Task prompt →
Locate the word "color" in the material, then show every line that holds it.

Data for this exercise →
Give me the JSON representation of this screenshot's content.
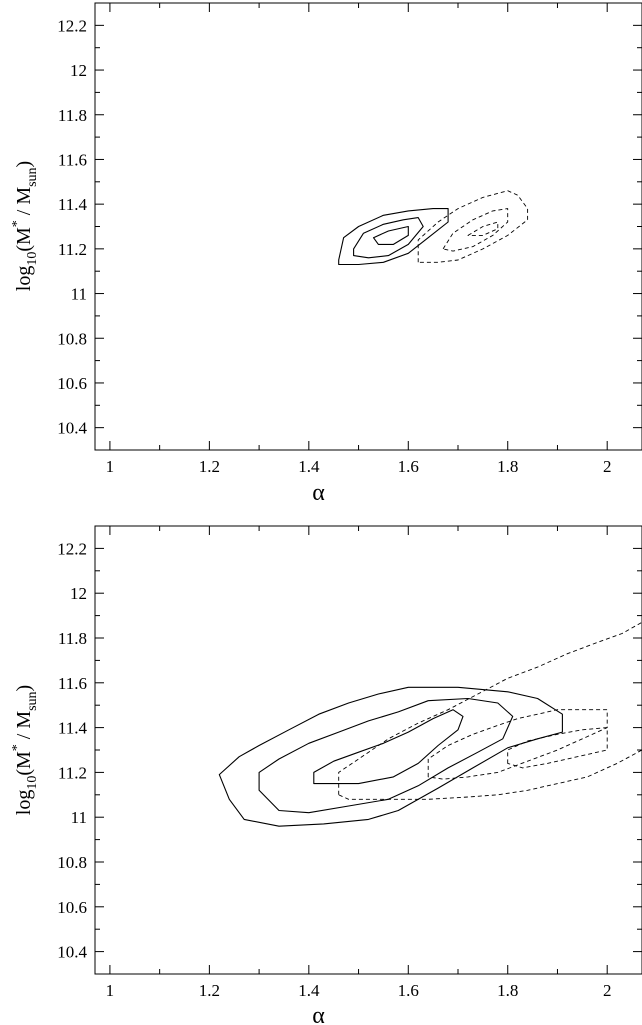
{
  "chart_data": [
    {
      "type": "contour",
      "xlabel": "α",
      "ylabel": {
        "base": "log",
        "sub1": "10",
        "open": "(M",
        "sup": "*",
        "mid": " / M",
        "sub2": "sun",
        "close": ")"
      },
      "xlim": [
        0.97,
        2.07
      ],
      "ylim": [
        10.3,
        12.3
      ],
      "xticks": [
        1,
        1.2,
        1.4,
        1.6,
        1.8,
        2
      ],
      "yticks": [
        10.4,
        10.6,
        10.8,
        11,
        11.2,
        11.4,
        11.6,
        11.8,
        12,
        12.2
      ],
      "series": [
        {
          "style": "solid",
          "contours": [
            [
              [
                1.46,
                11.15
              ],
              [
                1.47,
                11.25
              ],
              [
                1.5,
                11.3
              ],
              [
                1.55,
                11.35
              ],
              [
                1.6,
                11.37
              ],
              [
                1.65,
                11.38
              ],
              [
                1.68,
                11.38
              ],
              [
                1.68,
                11.32
              ],
              [
                1.64,
                11.25
              ],
              [
                1.6,
                11.18
              ],
              [
                1.55,
                11.14
              ],
              [
                1.5,
                11.13
              ],
              [
                1.46,
                11.13
              ]
            ],
            [
              [
                1.49,
                11.2
              ],
              [
                1.51,
                11.27
              ],
              [
                1.55,
                11.31
              ],
              [
                1.59,
                11.33
              ],
              [
                1.62,
                11.34
              ],
              [
                1.63,
                11.3
              ],
              [
                1.6,
                11.22
              ],
              [
                1.56,
                11.17
              ],
              [
                1.52,
                11.16
              ],
              [
                1.49,
                11.17
              ]
            ],
            [
              [
                1.53,
                11.25
              ],
              [
                1.56,
                11.28
              ],
              [
                1.6,
                11.3
              ],
              [
                1.6,
                11.26
              ],
              [
                1.57,
                11.22
              ],
              [
                1.54,
                11.22
              ]
            ]
          ]
        },
        {
          "style": "dashed",
          "contours": [
            [
              [
                1.62,
                11.14
              ],
              [
                1.62,
                11.24
              ],
              [
                1.66,
                11.32
              ],
              [
                1.7,
                11.38
              ],
              [
                1.75,
                11.43
              ],
              [
                1.8,
                11.46
              ],
              [
                1.82,
                11.44
              ],
              [
                1.84,
                11.38
              ],
              [
                1.84,
                11.33
              ],
              [
                1.8,
                11.26
              ],
              [
                1.75,
                11.2
              ],
              [
                1.7,
                11.15
              ],
              [
                1.66,
                11.14
              ]
            ],
            [
              [
                1.67,
                11.2
              ],
              [
                1.69,
                11.27
              ],
              [
                1.73,
                11.33
              ],
              [
                1.77,
                11.37
              ],
              [
                1.8,
                11.38
              ],
              [
                1.8,
                11.32
              ],
              [
                1.77,
                11.26
              ],
              [
                1.73,
                11.21
              ],
              [
                1.69,
                11.19
              ]
            ],
            [
              [
                1.72,
                11.26
              ],
              [
                1.75,
                11.3
              ],
              [
                1.78,
                11.32
              ],
              [
                1.78,
                11.29
              ],
              [
                1.75,
                11.26
              ]
            ]
          ]
        }
      ]
    },
    {
      "type": "contour",
      "xlabel": "α",
      "ylabel": {
        "base": "log",
        "sub1": "10",
        "open": "(M",
        "sup": "*",
        "mid": " / M",
        "sub2": "sun",
        "close": ")"
      },
      "xlim": [
        0.97,
        2.07
      ],
      "ylim": [
        10.3,
        12.3
      ],
      "xticks": [
        1,
        1.2,
        1.4,
        1.6,
        1.8,
        2
      ],
      "yticks": [
        10.4,
        10.6,
        10.8,
        11,
        11.2,
        11.4,
        11.6,
        11.8,
        12,
        12.2
      ],
      "series": [
        {
          "style": "solid",
          "contours": [
            [
              [
                1.22,
                11.19
              ],
              [
                1.26,
                11.27
              ],
              [
                1.3,
                11.32
              ],
              [
                1.36,
                11.39
              ],
              [
                1.42,
                11.46
              ],
              [
                1.48,
                11.51
              ],
              [
                1.54,
                11.55
              ],
              [
                1.6,
                11.58
              ],
              [
                1.7,
                11.58
              ],
              [
                1.8,
                11.56
              ],
              [
                1.86,
                11.53
              ],
              [
                1.91,
                11.46
              ],
              [
                1.91,
                11.38
              ],
              [
                1.86,
                11.35
              ],
              [
                1.8,
                11.31
              ],
              [
                1.73,
                11.22
              ],
              [
                1.66,
                11.13
              ],
              [
                1.58,
                11.03
              ],
              [
                1.52,
                10.99
              ],
              [
                1.43,
                10.97
              ],
              [
                1.34,
                10.96
              ],
              [
                1.27,
                10.99
              ],
              [
                1.24,
                11.08
              ]
            ],
            [
              [
                1.3,
                11.12
              ],
              [
                1.3,
                11.2
              ],
              [
                1.34,
                11.26
              ],
              [
                1.4,
                11.33
              ],
              [
                1.46,
                11.38
              ],
              [
                1.52,
                11.43
              ],
              [
                1.58,
                11.47
              ],
              [
                1.64,
                11.52
              ],
              [
                1.72,
                11.53
              ],
              [
                1.78,
                11.51
              ],
              [
                1.81,
                11.45
              ],
              [
                1.79,
                11.35
              ],
              [
                1.74,
                11.29
              ],
              [
                1.68,
                11.22
              ],
              [
                1.62,
                11.14
              ],
              [
                1.56,
                11.08
              ],
              [
                1.48,
                11.05
              ],
              [
                1.4,
                11.02
              ],
              [
                1.34,
                11.03
              ]
            ],
            [
              [
                1.41,
                11.15
              ],
              [
                1.41,
                11.2
              ],
              [
                1.45,
                11.25
              ],
              [
                1.5,
                11.29
              ],
              [
                1.55,
                11.33
              ],
              [
                1.6,
                11.38
              ],
              [
                1.65,
                11.44
              ],
              [
                1.69,
                11.48
              ],
              [
                1.71,
                11.45
              ],
              [
                1.7,
                11.39
              ],
              [
                1.66,
                11.32
              ],
              [
                1.62,
                11.24
              ],
              [
                1.57,
                11.18
              ],
              [
                1.5,
                11.15
              ],
              [
                1.44,
                11.15
              ]
            ]
          ]
        },
        {
          "style": "dashed",
          "contours": [
            [
              [
                1.46,
                11.1
              ],
              [
                1.46,
                11.2
              ],
              [
                1.5,
                11.26
              ],
              [
                1.56,
                11.35
              ],
              [
                1.62,
                11.42
              ],
              [
                1.68,
                11.48
              ],
              [
                1.74,
                11.55
              ],
              [
                1.8,
                11.62
              ],
              [
                1.86,
                11.67
              ],
              [
                1.92,
                11.73
              ],
              [
                1.98,
                11.78
              ],
              [
                2.03,
                11.82
              ],
              [
                2.07,
                11.87
              ],
              [
                2.07,
                11.3
              ],
              [
                2.02,
                11.24
              ],
              [
                1.96,
                11.18
              ],
              [
                1.9,
                11.15
              ],
              [
                1.84,
                11.12
              ],
              [
                1.78,
                11.1
              ],
              [
                1.72,
                11.09
              ],
              [
                1.64,
                11.08
              ],
              [
                1.55,
                11.08
              ],
              [
                1.48,
                11.08
              ]
            ],
            [
              [
                1.64,
                11.18
              ],
              [
                1.64,
                11.26
              ],
              [
                1.68,
                11.32
              ],
              [
                1.73,
                11.37
              ],
              [
                1.78,
                11.41
              ],
              [
                1.82,
                11.44
              ],
              [
                1.86,
                11.46
              ],
              [
                1.9,
                11.48
              ],
              [
                1.96,
                11.48
              ],
              [
                2,
                11.48
              ],
              [
                2,
                11.4
              ],
              [
                1.96,
                11.36
              ],
              [
                1.9,
                11.3
              ],
              [
                1.84,
                11.25
              ],
              [
                1.78,
                11.2
              ],
              [
                1.72,
                11.18
              ],
              [
                1.67,
                11.17
              ]
            ],
            [
              [
                1.8,
                11.24
              ],
              [
                1.8,
                11.3
              ],
              [
                1.84,
                11.34
              ],
              [
                1.9,
                11.37
              ],
              [
                1.95,
                11.39
              ],
              [
                2.0,
                11.4
              ],
              [
                2.0,
                11.3
              ],
              [
                1.94,
                11.27
              ],
              [
                1.88,
                11.24
              ],
              [
                1.83,
                11.22
              ]
            ]
          ]
        }
      ]
    }
  ]
}
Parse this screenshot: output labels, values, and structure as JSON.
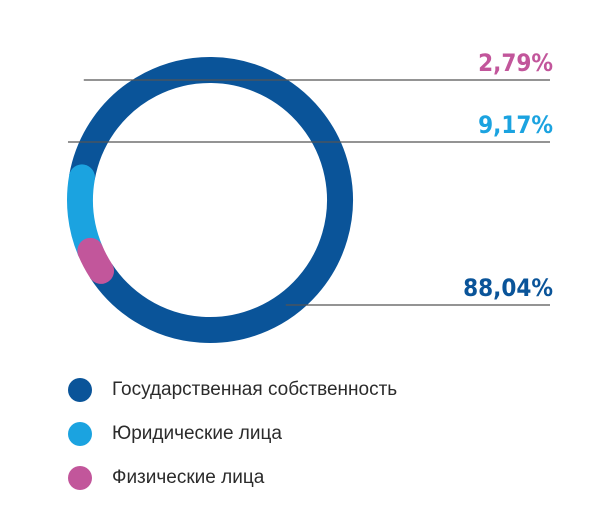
{
  "chart_data": {
    "type": "pie",
    "variant": "donut",
    "title": "",
    "series": [
      {
        "name": "Государственная собственность",
        "value": 88.04,
        "label": "88,04%",
        "color": "#0a5499"
      },
      {
        "name": "Юридические лица",
        "value": 9.17,
        "label": "9,17%",
        "color": "#1ba3e0"
      },
      {
        "name": "Физические лица",
        "value": 2.79,
        "label": "2,79%",
        "color": "#c2569b"
      }
    ],
    "legend_position": "bottom-left"
  }
}
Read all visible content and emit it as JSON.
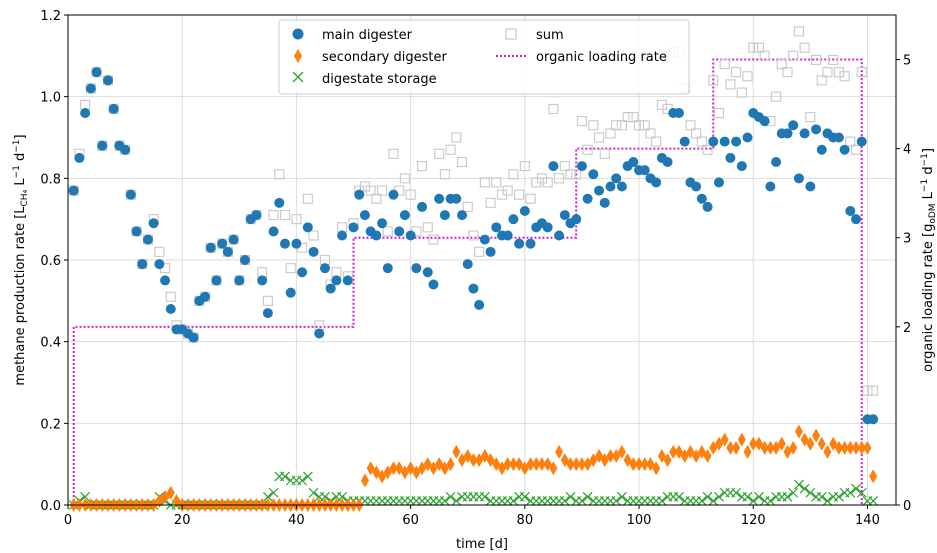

Full solution →
        "color": "#0a5499"
        "color": "#1ba3e0"
        "color": "#c2569b"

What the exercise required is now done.